GIVEN RECORDS ▸
▬▬▬▬▬▬▬▬▬▬
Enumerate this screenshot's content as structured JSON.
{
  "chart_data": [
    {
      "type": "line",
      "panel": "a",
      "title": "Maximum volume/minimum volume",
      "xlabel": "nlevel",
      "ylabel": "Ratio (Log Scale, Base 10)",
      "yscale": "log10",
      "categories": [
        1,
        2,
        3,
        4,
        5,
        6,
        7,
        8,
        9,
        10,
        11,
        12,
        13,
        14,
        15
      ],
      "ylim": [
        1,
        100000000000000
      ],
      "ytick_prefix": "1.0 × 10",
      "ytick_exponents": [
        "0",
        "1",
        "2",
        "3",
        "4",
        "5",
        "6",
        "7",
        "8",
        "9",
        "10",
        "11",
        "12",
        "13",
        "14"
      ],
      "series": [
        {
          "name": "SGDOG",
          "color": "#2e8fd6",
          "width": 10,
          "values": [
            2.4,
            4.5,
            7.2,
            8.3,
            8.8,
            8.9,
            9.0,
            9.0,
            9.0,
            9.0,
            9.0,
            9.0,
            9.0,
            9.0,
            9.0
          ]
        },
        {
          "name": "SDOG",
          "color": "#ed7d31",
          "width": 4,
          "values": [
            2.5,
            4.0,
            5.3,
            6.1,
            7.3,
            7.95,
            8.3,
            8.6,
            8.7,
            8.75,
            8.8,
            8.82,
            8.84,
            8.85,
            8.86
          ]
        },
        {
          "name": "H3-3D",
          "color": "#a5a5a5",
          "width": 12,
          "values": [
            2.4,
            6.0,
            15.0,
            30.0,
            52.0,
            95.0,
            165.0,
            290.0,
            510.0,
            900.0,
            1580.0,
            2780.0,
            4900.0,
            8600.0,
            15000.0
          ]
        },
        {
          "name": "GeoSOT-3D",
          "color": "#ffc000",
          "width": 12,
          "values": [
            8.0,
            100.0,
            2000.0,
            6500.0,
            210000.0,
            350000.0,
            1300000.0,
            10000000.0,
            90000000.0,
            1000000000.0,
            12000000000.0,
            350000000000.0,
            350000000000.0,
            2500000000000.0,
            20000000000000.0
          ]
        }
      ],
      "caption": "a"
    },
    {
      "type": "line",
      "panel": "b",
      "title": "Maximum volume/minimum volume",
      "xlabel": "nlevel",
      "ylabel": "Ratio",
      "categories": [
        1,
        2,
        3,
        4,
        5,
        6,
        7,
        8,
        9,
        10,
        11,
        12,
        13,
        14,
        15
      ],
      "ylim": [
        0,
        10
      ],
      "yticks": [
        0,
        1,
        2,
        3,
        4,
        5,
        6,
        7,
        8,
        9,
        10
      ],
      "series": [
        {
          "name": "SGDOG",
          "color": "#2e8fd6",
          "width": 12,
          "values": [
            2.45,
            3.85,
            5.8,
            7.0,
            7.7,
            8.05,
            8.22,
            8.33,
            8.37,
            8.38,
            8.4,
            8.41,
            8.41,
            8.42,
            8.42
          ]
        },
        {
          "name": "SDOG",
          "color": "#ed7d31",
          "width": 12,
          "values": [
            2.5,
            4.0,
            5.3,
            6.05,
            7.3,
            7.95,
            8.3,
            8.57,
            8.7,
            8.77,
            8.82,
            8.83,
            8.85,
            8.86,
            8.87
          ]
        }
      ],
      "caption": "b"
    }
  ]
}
▬▬▬▬▬▬▬▬▬▬
Faithfully copy every entry, leaving nothing out.

Enumerate this screenshot's content as structured JSON.
{
  "chart_data": [
    {
      "type": "line",
      "panel": "a",
      "title": "Maximum volume/minimum volume",
      "xlabel": "nlevel",
      "ylabel": "Ratio (Log Scale, Base 10)",
      "yscale": "log10",
      "categories": [
        1,
        2,
        3,
        4,
        5,
        6,
        7,
        8,
        9,
        10,
        11,
        12,
        13,
        14,
        15
      ],
      "ylim": [
        1,
        100000000000000
      ],
      "ytick_prefix": "1.0 × 10",
      "ytick_exponents": [
        "0",
        "1",
        "2",
        "3",
        "4",
        "5",
        "6",
        "7",
        "8",
        "9",
        "10",
        "11",
        "12",
        "13",
        "14"
      ],
      "series": [
        {
          "name": "SGDOG",
          "color": "#2e8fd6",
          "width": 10,
          "values": [
            2.4,
            4.5,
            7.2,
            8.3,
            8.8,
            8.9,
            9.0,
            9.0,
            9.0,
            9.0,
            9.0,
            9.0,
            9.0,
            9.0,
            9.0
          ]
        },
        {
          "name": "SDOG",
          "color": "#ed7d31",
          "width": 4,
          "values": [
            2.5,
            4.0,
            5.3,
            6.1,
            7.3,
            7.95,
            8.3,
            8.6,
            8.7,
            8.75,
            8.8,
            8.82,
            8.84,
            8.85,
            8.86
          ]
        },
        {
          "name": "H3-3D",
          "color": "#a5a5a5",
          "width": 12,
          "values": [
            2.4,
            6.0,
            15.0,
            30.0,
            52.0,
            95.0,
            165.0,
            290.0,
            510.0,
            900.0,
            1580.0,
            2780.0,
            4900.0,
            8600.0,
            15000.0
          ]
        },
        {
          "name": "GeoSOT-3D",
          "color": "#ffc000",
          "width": 12,
          "values": [
            8.0,
            100.0,
            2000.0,
            6500.0,
            210000.0,
            350000.0,
            1300000.0,
            10000000.0,
            90000000.0,
            1000000000.0,
            12000000000.0,
            350000000000.0,
            350000000000.0,
            2500000000000.0,
            20000000000000.0
          ]
        }
      ],
      "caption": "a"
    },
    {
      "type": "line",
      "panel": "b",
      "title": "Maximum volume/minimum volume",
      "xlabel": "nlevel",
      "ylabel": "Ratio",
      "categories": [
        1,
        2,
        3,
        4,
        5,
        6,
        7,
        8,
        9,
        10,
        11,
        12,
        13,
        14,
        15
      ],
      "ylim": [
        0,
        10
      ],
      "yticks": [
        0,
        1,
        2,
        3,
        4,
        5,
        6,
        7,
        8,
        9,
        10
      ],
      "series": [
        {
          "name": "SGDOG",
          "color": "#2e8fd6",
          "width": 12,
          "values": [
            2.45,
            3.85,
            5.8,
            7.0,
            7.7,
            8.05,
            8.22,
            8.33,
            8.37,
            8.38,
            8.4,
            8.41,
            8.41,
            8.42,
            8.42
          ]
        },
        {
          "name": "SDOG",
          "color": "#ed7d31",
          "width": 12,
          "values": [
            2.5,
            4.0,
            5.3,
            6.05,
            7.3,
            7.95,
            8.3,
            8.57,
            8.7,
            8.77,
            8.82,
            8.83,
            8.85,
            8.86,
            8.87
          ]
        }
      ],
      "caption": "b"
    }
  ]
}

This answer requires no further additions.